• **EXERCISE DIRECTIONS**:
Give the entries again exactly, every one of them.

BEGIN MATERIAL PROVIDED

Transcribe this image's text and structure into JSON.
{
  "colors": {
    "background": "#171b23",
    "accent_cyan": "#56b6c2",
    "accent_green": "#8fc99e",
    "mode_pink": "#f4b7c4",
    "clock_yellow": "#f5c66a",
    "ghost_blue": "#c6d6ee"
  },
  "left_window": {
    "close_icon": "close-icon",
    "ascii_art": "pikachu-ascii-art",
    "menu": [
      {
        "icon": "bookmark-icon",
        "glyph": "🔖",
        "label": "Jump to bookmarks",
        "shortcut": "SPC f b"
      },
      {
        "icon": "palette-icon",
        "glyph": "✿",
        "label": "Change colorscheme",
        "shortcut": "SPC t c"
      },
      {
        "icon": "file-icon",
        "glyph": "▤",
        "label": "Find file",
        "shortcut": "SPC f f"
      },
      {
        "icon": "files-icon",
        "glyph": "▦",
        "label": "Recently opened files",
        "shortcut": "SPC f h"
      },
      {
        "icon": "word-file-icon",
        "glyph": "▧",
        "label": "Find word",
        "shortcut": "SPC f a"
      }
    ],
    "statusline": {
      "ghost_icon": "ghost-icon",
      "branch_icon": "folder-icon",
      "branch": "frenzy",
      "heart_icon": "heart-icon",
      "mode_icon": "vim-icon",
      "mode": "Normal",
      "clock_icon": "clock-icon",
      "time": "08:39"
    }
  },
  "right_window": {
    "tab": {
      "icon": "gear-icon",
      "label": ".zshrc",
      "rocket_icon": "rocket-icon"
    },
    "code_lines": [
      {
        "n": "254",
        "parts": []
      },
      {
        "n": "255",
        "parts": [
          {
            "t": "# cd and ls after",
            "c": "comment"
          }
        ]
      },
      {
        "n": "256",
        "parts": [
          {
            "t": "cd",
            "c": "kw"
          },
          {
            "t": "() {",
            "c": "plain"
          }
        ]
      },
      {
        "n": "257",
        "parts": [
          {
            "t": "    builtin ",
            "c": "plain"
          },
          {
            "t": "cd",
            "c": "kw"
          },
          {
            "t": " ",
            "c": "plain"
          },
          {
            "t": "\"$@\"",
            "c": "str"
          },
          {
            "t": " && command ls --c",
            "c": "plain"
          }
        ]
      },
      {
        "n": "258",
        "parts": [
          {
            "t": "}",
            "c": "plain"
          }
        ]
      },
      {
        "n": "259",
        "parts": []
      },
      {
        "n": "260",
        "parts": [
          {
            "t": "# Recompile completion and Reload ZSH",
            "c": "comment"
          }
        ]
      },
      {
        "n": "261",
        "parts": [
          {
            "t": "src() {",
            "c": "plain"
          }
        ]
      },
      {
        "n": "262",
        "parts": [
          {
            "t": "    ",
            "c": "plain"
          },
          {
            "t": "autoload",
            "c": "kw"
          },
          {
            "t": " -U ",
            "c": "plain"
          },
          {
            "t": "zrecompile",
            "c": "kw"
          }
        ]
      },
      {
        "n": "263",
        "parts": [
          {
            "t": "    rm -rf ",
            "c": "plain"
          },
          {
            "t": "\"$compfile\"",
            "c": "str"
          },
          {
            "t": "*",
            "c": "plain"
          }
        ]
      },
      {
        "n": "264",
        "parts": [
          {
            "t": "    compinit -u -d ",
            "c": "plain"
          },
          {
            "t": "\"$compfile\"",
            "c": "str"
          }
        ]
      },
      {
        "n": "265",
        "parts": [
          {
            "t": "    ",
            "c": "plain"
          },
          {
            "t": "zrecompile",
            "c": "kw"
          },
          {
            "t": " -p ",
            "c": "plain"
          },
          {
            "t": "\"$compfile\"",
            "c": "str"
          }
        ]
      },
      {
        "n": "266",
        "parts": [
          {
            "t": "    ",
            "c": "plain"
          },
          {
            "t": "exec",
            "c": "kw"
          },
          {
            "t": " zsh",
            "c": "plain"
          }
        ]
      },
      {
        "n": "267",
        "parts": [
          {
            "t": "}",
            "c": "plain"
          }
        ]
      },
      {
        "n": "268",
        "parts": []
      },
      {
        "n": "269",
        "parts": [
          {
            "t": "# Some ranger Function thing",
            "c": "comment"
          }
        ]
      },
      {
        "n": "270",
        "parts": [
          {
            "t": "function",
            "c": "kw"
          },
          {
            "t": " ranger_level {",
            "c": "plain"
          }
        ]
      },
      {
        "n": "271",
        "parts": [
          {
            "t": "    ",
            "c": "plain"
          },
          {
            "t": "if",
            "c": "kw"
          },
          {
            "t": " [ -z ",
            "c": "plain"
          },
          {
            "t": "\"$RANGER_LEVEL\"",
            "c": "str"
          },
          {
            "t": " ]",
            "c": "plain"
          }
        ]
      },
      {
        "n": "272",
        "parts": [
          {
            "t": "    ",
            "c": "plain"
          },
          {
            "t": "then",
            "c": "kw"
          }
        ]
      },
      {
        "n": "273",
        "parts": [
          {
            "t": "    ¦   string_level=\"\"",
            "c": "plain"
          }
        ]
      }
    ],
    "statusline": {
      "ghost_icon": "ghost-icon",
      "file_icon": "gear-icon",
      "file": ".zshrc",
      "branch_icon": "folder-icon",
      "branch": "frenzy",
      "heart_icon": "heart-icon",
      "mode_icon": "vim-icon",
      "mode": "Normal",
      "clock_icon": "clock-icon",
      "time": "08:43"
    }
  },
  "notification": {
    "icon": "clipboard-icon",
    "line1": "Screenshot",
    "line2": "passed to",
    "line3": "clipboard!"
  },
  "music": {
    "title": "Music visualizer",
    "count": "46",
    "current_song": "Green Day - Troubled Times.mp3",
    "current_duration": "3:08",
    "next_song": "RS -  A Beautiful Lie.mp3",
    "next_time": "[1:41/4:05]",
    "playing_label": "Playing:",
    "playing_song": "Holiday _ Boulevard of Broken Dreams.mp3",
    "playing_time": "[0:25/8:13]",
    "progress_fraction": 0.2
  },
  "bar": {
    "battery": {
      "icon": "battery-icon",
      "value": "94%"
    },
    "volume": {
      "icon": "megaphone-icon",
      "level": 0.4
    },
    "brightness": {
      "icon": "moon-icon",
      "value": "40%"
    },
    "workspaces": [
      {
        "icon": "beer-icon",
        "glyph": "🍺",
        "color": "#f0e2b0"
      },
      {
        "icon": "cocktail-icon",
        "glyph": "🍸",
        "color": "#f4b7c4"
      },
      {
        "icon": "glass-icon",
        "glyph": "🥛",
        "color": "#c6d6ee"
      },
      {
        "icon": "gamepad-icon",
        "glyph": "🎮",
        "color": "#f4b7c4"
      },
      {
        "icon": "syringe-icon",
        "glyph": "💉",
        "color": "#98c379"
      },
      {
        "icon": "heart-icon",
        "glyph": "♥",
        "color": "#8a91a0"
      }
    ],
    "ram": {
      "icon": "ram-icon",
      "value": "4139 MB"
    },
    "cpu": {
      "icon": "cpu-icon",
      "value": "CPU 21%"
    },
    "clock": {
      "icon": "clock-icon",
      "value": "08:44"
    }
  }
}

END MATERIAL PROVIDED

• **ANSWER TO THE TASK**:
Transcribe this image's text and structure into JSON.
{
  "colors": {
    "background": "#171b23",
    "accent_cyan": "#56b6c2",
    "accent_green": "#8fc99e",
    "mode_pink": "#f4b7c4",
    "clock_yellow": "#f5c66a",
    "ghost_blue": "#c6d6ee"
  },
  "left_window": {
    "close_icon": "close-icon",
    "ascii_art": "pikachu-ascii-art",
    "menu": [
      {
        "icon": "bookmark-icon",
        "glyph": "🔖",
        "label": "Jump to bookmarks",
        "shortcut": "SPC f b"
      },
      {
        "icon": "palette-icon",
        "glyph": "✿",
        "label": "Change colorscheme",
        "shortcut": "SPC t c"
      },
      {
        "icon": "file-icon",
        "glyph": "▤",
        "label": "Find file",
        "shortcut": "SPC f f"
      },
      {
        "icon": "files-icon",
        "glyph": "▦",
        "label": "Recently opened files",
        "shortcut": "SPC f h"
      },
      {
        "icon": "word-file-icon",
        "glyph": "▧",
        "label": "Find word",
        "shortcut": "SPC f a"
      }
    ],
    "statusline": {
      "ghost_icon": "ghost-icon",
      "branch_icon": "folder-icon",
      "branch": "frenzy",
      "heart_icon": "heart-icon",
      "mode_icon": "vim-icon",
      "mode": "Normal",
      "clock_icon": "clock-icon",
      "time": "08:39"
    }
  },
  "right_window": {
    "tab": {
      "icon": "gear-icon",
      "label": ".zshrc",
      "rocket_icon": "rocket-icon"
    },
    "code_lines": [
      {
        "n": "254",
        "parts": []
      },
      {
        "n": "255",
        "parts": [
          {
            "t": "# cd and ls after",
            "c": "comment"
          }
        ]
      },
      {
        "n": "256",
        "parts": [
          {
            "t": "cd",
            "c": "kw"
          },
          {
            "t": "() {",
            "c": "plain"
          }
        ]
      },
      {
        "n": "257",
        "parts": [
          {
            "t": "    builtin ",
            "c": "plain"
          },
          {
            "t": "cd",
            "c": "kw"
          },
          {
            "t": " ",
            "c": "plain"
          },
          {
            "t": "\"$@\"",
            "c": "str"
          },
          {
            "t": " && command ls --c",
            "c": "plain"
          }
        ]
      },
      {
        "n": "258",
        "parts": [
          {
            "t": "}",
            "c": "plain"
          }
        ]
      },
      {
        "n": "259",
        "parts": []
      },
      {
        "n": "260",
        "parts": [
          {
            "t": "# Recompile completion and Reload ZSH",
            "c": "comment"
          }
        ]
      },
      {
        "n": "261",
        "parts": [
          {
            "t": "src() {",
            "c": "plain"
          }
        ]
      },
      {
        "n": "262",
        "parts": [
          {
            "t": "    ",
            "c": "plain"
          },
          {
            "t": "autoload",
            "c": "kw"
          },
          {
            "t": " -U ",
            "c": "plain"
          },
          {
            "t": "zrecompile",
            "c": "kw"
          }
        ]
      },
      {
        "n": "263",
        "parts": [
          {
            "t": "    rm -rf ",
            "c": "plain"
          },
          {
            "t": "\"$compfile\"",
            "c": "str"
          },
          {
            "t": "*",
            "c": "plain"
          }
        ]
      },
      {
        "n": "264",
        "parts": [
          {
            "t": "    compinit -u -d ",
            "c": "plain"
          },
          {
            "t": "\"$compfile\"",
            "c": "str"
          }
        ]
      },
      {
        "n": "265",
        "parts": [
          {
            "t": "    ",
            "c": "plain"
          },
          {
            "t": "zrecompile",
            "c": "kw"
          },
          {
            "t": " -p ",
            "c": "plain"
          },
          {
            "t": "\"$compfile\"",
            "c": "str"
          }
        ]
      },
      {
        "n": "266",
        "parts": [
          {
            "t": "    ",
            "c": "plain"
          },
          {
            "t": "exec",
            "c": "kw"
          },
          {
            "t": " zsh",
            "c": "plain"
          }
        ]
      },
      {
        "n": "267",
        "parts": [
          {
            "t": "}",
            "c": "plain"
          }
        ]
      },
      {
        "n": "268",
        "parts": []
      },
      {
        "n": "269",
        "parts": [
          {
            "t": "# Some ranger Function thing",
            "c": "comment"
          }
        ]
      },
      {
        "n": "270",
        "parts": [
          {
            "t": "function",
            "c": "kw"
          },
          {
            "t": " ranger_level {",
            "c": "plain"
          }
        ]
      },
      {
        "n": "271",
        "parts": [
          {
            "t": "    ",
            "c": "plain"
          },
          {
            "t": "if",
            "c": "kw"
          },
          {
            "t": " [ -z ",
            "c": "plain"
          },
          {
            "t": "\"$RANGER_LEVEL\"",
            "c": "str"
          },
          {
            "t": " ]",
            "c": "plain"
          }
        ]
      },
      {
        "n": "272",
        "parts": [
          {
            "t": "    ",
            "c": "plain"
          },
          {
            "t": "then",
            "c": "kw"
          }
        ]
      },
      {
        "n": "273",
        "parts": [
          {
            "t": "    ¦   string_level=\"\"",
            "c": "plain"
          }
        ]
      }
    ],
    "statusline": {
      "ghost_icon": "ghost-icon",
      "file_icon": "gear-icon",
      "file": ".zshrc",
      "branch_icon": "folder-icon",
      "branch": "frenzy",
      "heart_icon": "heart-icon",
      "mode_icon": "vim-icon",
      "mode": "Normal",
      "clock_icon": "clock-icon",
      "time": "08:43"
    }
  },
  "notification": {
    "icon": "clipboard-icon",
    "line1": "Screenshot",
    "line2": "passed to",
    "line3": "clipboard!"
  },
  "music": {
    "title": "Music visualizer",
    "count": "46",
    "current_song": "Green Day - Troubled Times.mp3",
    "current_duration": "3:08",
    "next_song": "RS -  A Beautiful Lie.mp3",
    "next_time": "[1:41/4:05]",
    "playing_label": "Playing:",
    "playing_song": "Holiday _ Boulevard of Broken Dreams.mp3",
    "playing_time": "[0:25/8:13]",
    "progress_fraction": 0.2
  },
  "bar": {
    "battery": {
      "icon": "battery-icon",
      "value": "94%"
    },
    "volume": {
      "icon": "megaphone-icon",
      "level": 0.4
    },
    "brightness": {
      "icon": "moon-icon",
      "value": "40%"
    },
    "workspaces": [
      {
        "icon": "beer-icon",
        "glyph": "🍺",
        "color": "#f0e2b0"
      },
      {
        "icon": "cocktail-icon",
        "glyph": "🍸",
        "color": "#f4b7c4"
      },
      {
        "icon": "glass-icon",
        "glyph": "🥛",
        "color": "#c6d6ee"
      },
      {
        "icon": "gamepad-icon",
        "glyph": "🎮",
        "color": "#f4b7c4"
      },
      {
        "icon": "syringe-icon",
        "glyph": "💉",
        "color": "#98c379"
      },
      {
        "icon": "heart-icon",
        "glyph": "♥",
        "color": "#8a91a0"
      }
    ],
    "ram": {
      "icon": "ram-icon",
      "value": "4139 MB"
    },
    "cpu": {
      "icon": "cpu-icon",
      "value": "CPU 21%"
    },
    "clock": {
      "icon": "clock-icon",
      "value": "08:44"
    }
  }
}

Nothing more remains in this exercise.